Start of Records for the exercise

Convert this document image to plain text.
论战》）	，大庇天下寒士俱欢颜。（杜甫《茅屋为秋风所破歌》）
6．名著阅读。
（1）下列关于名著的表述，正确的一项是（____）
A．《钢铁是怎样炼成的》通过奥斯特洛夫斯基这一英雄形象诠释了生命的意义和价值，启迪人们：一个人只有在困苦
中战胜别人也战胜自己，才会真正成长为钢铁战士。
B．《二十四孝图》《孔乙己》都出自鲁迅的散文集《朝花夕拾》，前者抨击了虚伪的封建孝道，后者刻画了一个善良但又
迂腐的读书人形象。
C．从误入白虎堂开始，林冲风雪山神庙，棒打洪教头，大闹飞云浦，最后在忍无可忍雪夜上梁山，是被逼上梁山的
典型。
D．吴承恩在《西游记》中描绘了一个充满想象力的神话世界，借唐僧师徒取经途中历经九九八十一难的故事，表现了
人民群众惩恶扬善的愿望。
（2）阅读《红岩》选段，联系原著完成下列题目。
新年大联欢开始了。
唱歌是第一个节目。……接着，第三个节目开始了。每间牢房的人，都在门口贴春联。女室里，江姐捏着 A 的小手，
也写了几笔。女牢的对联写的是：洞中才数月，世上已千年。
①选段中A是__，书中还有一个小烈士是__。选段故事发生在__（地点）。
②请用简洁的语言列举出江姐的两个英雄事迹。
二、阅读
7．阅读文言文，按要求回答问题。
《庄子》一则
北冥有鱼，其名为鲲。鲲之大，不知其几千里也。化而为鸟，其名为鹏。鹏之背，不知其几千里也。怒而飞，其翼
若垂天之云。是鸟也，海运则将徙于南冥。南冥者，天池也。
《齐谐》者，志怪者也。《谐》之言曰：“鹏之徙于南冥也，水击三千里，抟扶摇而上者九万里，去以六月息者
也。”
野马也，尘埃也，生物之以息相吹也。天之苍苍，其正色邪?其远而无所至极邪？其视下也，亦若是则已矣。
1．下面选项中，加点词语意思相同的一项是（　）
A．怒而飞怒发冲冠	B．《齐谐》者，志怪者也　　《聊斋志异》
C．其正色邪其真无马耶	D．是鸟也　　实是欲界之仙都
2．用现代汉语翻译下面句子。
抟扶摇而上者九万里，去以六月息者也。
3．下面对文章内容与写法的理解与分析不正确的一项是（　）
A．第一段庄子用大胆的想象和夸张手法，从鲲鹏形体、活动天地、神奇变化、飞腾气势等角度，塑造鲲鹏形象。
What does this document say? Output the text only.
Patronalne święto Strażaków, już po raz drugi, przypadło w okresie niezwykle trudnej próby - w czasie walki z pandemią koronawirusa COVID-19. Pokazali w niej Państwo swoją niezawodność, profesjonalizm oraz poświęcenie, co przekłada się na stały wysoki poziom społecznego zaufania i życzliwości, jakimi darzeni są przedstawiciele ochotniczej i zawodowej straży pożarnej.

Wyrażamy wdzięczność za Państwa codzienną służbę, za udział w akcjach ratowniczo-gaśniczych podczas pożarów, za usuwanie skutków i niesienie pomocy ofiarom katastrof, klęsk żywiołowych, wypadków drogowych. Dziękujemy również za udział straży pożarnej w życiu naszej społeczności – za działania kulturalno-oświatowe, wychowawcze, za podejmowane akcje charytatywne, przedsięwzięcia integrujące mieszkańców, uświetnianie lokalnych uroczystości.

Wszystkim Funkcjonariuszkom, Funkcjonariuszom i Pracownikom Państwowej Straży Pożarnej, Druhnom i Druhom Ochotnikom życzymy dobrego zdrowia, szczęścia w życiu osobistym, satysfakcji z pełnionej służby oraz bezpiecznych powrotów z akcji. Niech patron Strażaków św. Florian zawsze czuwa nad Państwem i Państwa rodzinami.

End of Records for the exercise

__Problem to solve__
Each line with the string "this" in it needs to be found and copied.

__Solution to the exercise__
Convert this document image to plain text.
What does this document say? Output the text only.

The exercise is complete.